*本文*
--

昔からの京の生菓子、 今日も店頭に

「気がついたら今年ももう終わり」と、毎日が過ぎていく早さにおどろきます。
地域の商店街も、決まり事に沿ったお正月用の品揃えを厚くし、ここ一番と力が入っています。おせち料理に注連縄や松飾など、お正月迎えも年々簡略化されている昨今ですが「これだけは外せない」のがお餅です。「正月餅承ります」の堂々とした筆太の文字が師走の気分を高めています。
お正月のお餅はつつがなく今年をしめくくり、すこやかな新年へ向かう暮らしの暦です。
「大福餅老舗」は、創業110年。お餅と、なじみのある生菓子やお赤飯、年中行事に欠かせないお菓子が並ぶ、西陣に根付くお店です。忙しい合間を縫って三代目西井裕さんと敏恵さんご夫妻、息子さんで四代目の一樹さんに話をお聞きしました。お菓子作りに誠実に向き合い、親子でともにお店を盛りたてて来た家族の歴史とものづくりのこころがしっかり伝わってきました。

--

*提供資料*
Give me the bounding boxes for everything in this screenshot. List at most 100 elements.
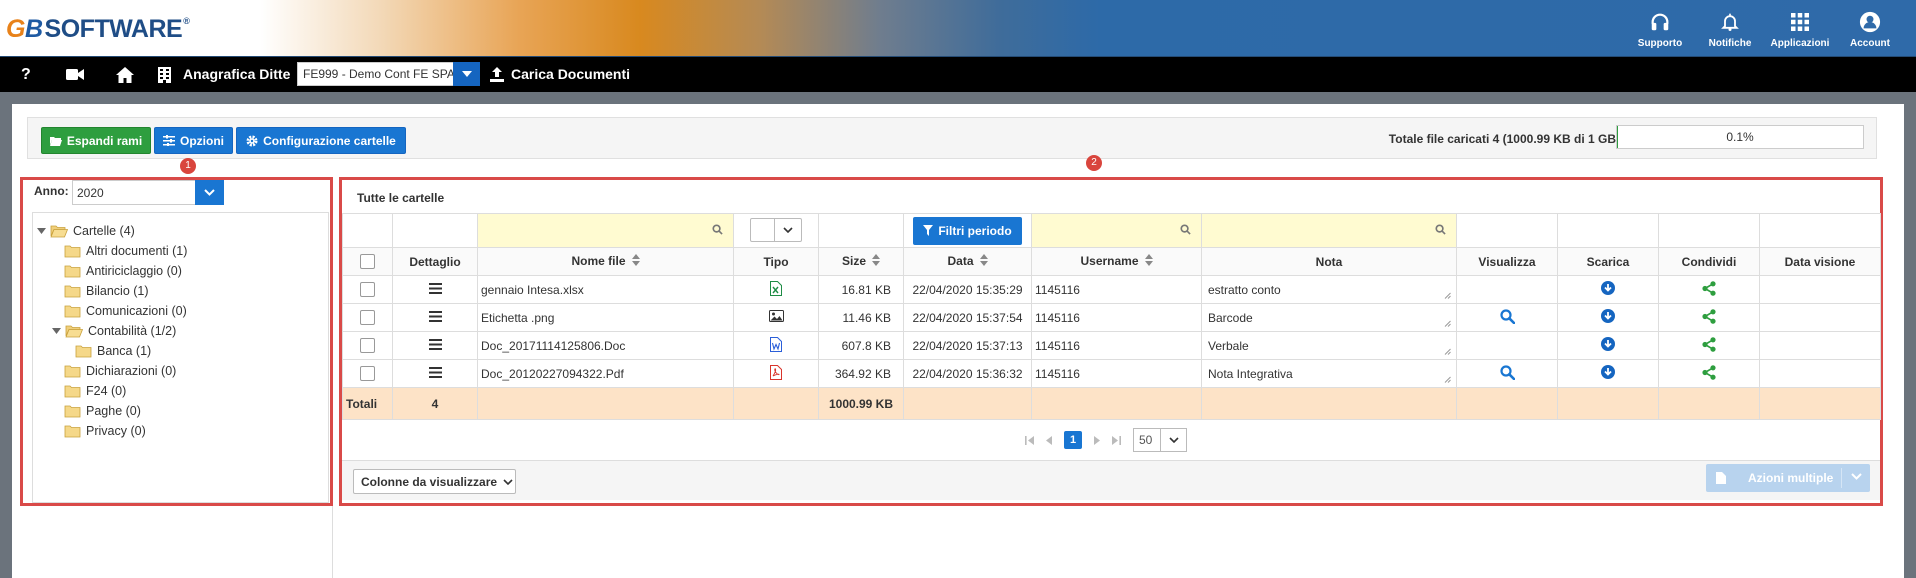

--

*課題*
本文の「昔からの京の生菓子、 今日も店頭に」から「お正月のお餅はつつがなく今年をしめくくり、すこやかな新年へ向かう暮らしの暦です。」までを、「師走」を「十二月」に置き換えて書き写してください。 資料は本文とは別の出典から取られたものです。

*解答*
昔からの京の生菓子、 今日も店頭に

「気がついたら今年ももう終わり」と、毎日が過ぎていく早さにおどろきます。
地域の商店街も、決まり事に沿ったお正月用の品揃えを厚くし、ここ一番と力が入っています。おせち料理に注連縄や松飾など、お正月迎えも年々簡略化されている昨今ですが「これだけは外せない」のがお餅です。「正月餅承ります」の堂々とした筆太の文字が十二月の気分を高めています。
お正月のお餅はつつがなく今年をしめくくり、すこやかな新年へ向かう暮らしの暦です。